Written exercise - Copy everything in the data below exactly except the pictures.
#####
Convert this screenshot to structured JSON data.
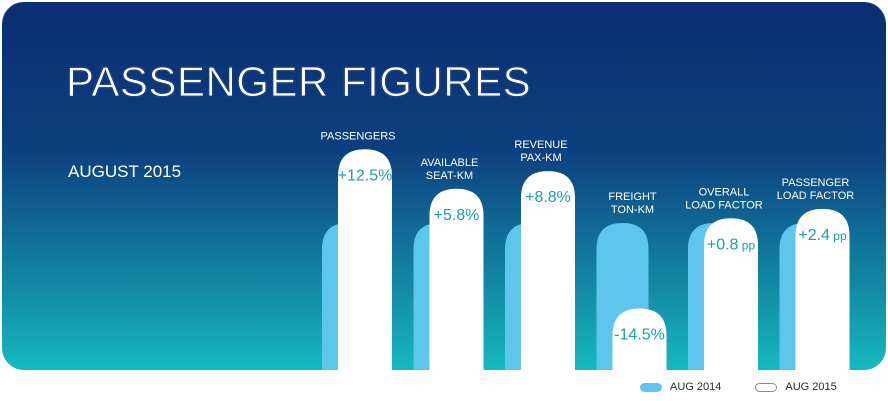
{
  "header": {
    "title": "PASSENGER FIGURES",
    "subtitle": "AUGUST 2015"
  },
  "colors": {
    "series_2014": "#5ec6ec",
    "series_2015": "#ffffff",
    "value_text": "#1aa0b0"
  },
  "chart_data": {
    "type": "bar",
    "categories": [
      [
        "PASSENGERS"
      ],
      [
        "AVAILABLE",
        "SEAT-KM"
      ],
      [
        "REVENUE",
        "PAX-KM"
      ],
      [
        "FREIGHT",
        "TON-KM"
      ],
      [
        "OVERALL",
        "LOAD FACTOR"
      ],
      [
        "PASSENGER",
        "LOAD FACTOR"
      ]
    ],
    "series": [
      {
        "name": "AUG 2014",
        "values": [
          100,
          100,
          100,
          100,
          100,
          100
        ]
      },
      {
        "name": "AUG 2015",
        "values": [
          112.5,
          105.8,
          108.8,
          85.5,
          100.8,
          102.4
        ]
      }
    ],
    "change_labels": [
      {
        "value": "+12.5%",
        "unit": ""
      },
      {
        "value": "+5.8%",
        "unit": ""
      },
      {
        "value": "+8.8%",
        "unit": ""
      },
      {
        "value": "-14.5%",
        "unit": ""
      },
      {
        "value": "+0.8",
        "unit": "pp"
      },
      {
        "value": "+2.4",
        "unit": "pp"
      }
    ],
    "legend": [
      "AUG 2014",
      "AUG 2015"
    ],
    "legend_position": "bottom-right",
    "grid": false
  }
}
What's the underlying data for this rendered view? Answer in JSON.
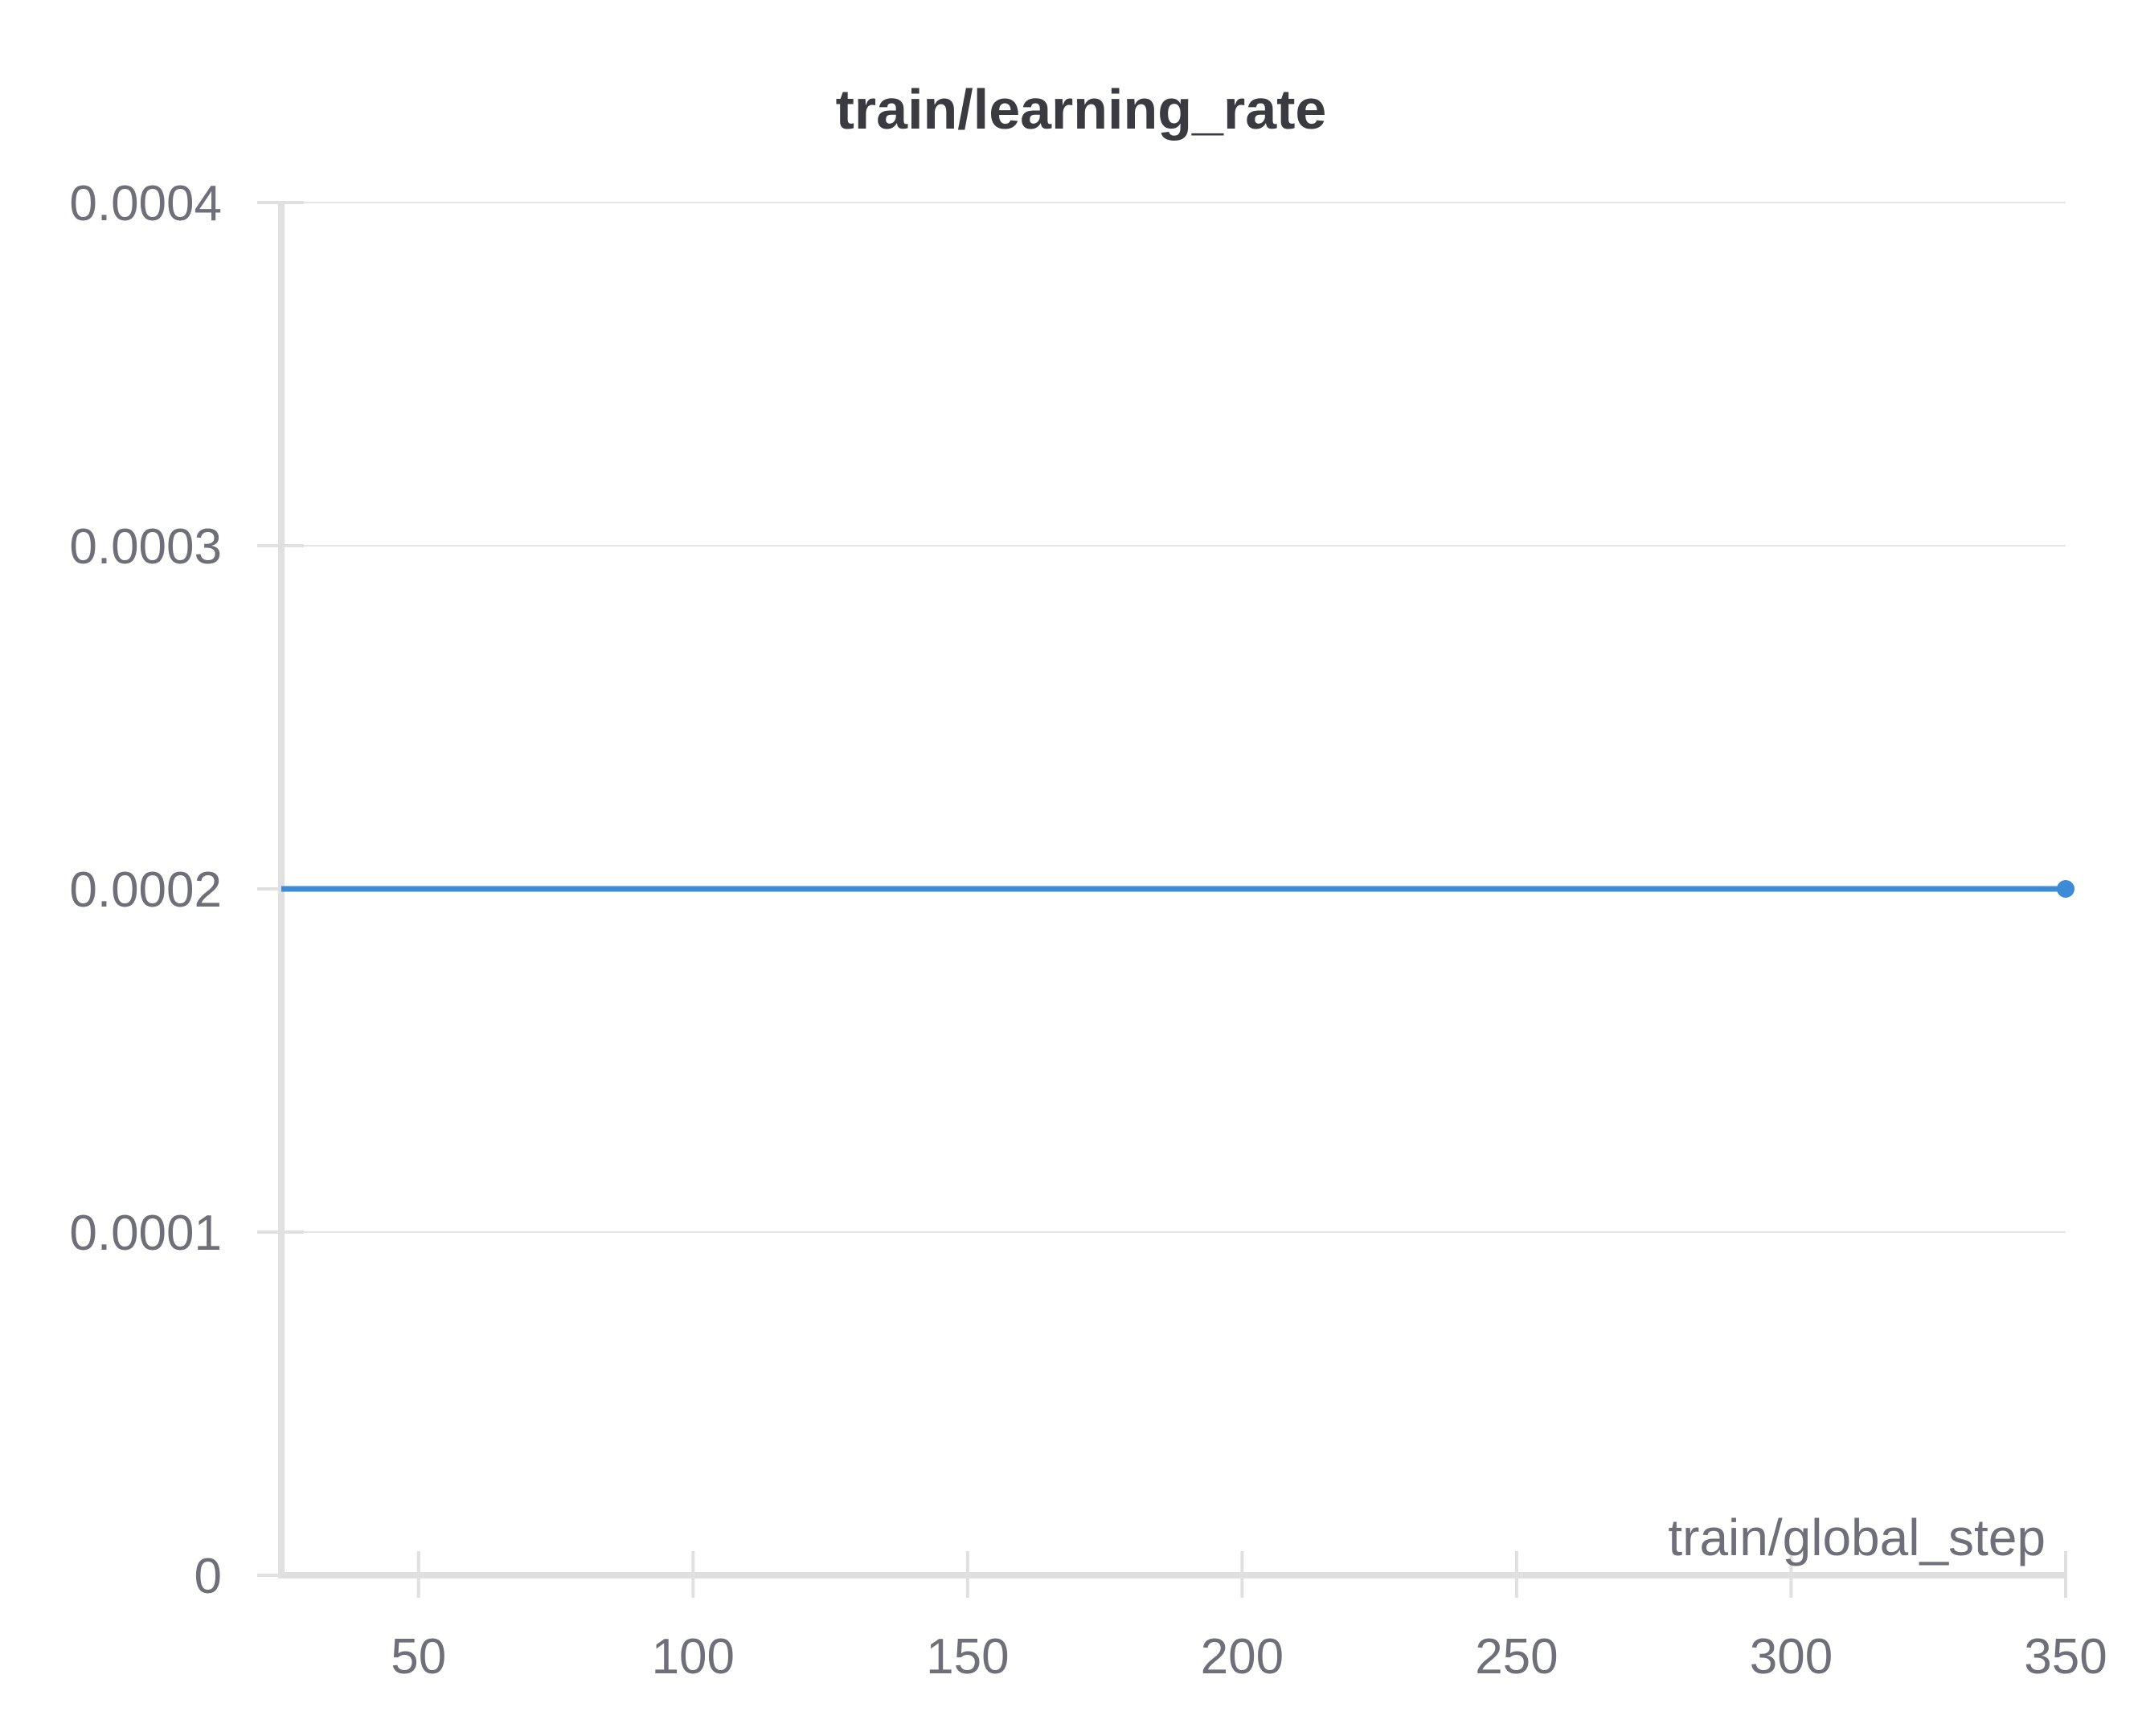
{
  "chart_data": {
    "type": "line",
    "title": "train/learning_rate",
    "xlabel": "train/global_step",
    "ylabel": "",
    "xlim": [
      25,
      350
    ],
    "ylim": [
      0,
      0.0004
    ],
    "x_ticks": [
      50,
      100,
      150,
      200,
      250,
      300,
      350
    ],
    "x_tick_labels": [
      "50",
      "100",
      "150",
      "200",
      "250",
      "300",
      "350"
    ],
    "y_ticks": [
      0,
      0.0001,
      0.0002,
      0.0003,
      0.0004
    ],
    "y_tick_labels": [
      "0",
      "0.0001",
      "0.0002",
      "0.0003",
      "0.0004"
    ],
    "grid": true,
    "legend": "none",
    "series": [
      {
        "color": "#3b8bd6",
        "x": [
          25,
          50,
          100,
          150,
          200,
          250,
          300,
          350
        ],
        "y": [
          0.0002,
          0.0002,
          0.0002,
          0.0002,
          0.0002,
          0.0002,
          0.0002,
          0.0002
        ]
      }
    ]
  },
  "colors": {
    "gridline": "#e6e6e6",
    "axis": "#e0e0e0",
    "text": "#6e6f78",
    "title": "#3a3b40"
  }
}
#####
Final result -
Convert this screenshot to structured JSON data.
{
  "header": {
    "title": "PASSENGER FIGURES",
    "subtitle": "AUGUST 2015"
  },
  "colors": {
    "series_2014": "#5ec6ec",
    "series_2015": "#ffffff",
    "value_text": "#1aa0b0"
  },
  "chart_data": {
    "type": "bar",
    "categories": [
      [
        "PASSENGERS"
      ],
      [
        "AVAILABLE",
        "SEAT-KM"
      ],
      [
        "REVENUE",
        "PAX-KM"
      ],
      [
        "FREIGHT",
        "TON-KM"
      ],
      [
        "OVERALL",
        "LOAD FACTOR"
      ],
      [
        "PASSENGER",
        "LOAD FACTOR"
      ]
    ],
    "series": [
      {
        "name": "AUG 2014",
        "values": [
          100,
          100,
          100,
          100,
          100,
          100
        ]
      },
      {
        "name": "AUG 2015",
        "values": [
          112.5,
          105.8,
          108.8,
          85.5,
          100.8,
          102.4
        ]
      }
    ],
    "change_labels": [
      {
        "value": "+12.5%",
        "unit": ""
      },
      {
        "value": "+5.8%",
        "unit": ""
      },
      {
        "value": "+8.8%",
        "unit": ""
      },
      {
        "value": "-14.5%",
        "unit": ""
      },
      {
        "value": "+0.8",
        "unit": "pp"
      },
      {
        "value": "+2.4",
        "unit": "pp"
      }
    ],
    "legend": [
      "AUG 2014",
      "AUG 2015"
    ],
    "legend_position": "bottom-right",
    "grid": false
  }
}
What's the underlying data for this rendered view? Answer in JSON.
{
  "chart_data": {
    "type": "line",
    "title": "train/learning_rate",
    "xlabel": "train/global_step",
    "ylabel": "",
    "xlim": [
      25,
      350
    ],
    "ylim": [
      0,
      0.0004
    ],
    "x_ticks": [
      50,
      100,
      150,
      200,
      250,
      300,
      350
    ],
    "x_tick_labels": [
      "50",
      "100",
      "150",
      "200",
      "250",
      "300",
      "350"
    ],
    "y_ticks": [
      0,
      0.0001,
      0.0002,
      0.0003,
      0.0004
    ],
    "y_tick_labels": [
      "0",
      "0.0001",
      "0.0002",
      "0.0003",
      "0.0004"
    ],
    "grid": true,
    "legend": "none",
    "series": [
      {
        "color": "#3b8bd6",
        "x": [
          25,
          50,
          100,
          150,
          200,
          250,
          300,
          350
        ],
        "y": [
          0.0002,
          0.0002,
          0.0002,
          0.0002,
          0.0002,
          0.0002,
          0.0002,
          0.0002
        ]
      }
    ]
  },
  "colors": {
    "gridline": "#e6e6e6",
    "axis": "#e0e0e0",
    "text": "#6e6f78",
    "title": "#3a3b40"
  }
}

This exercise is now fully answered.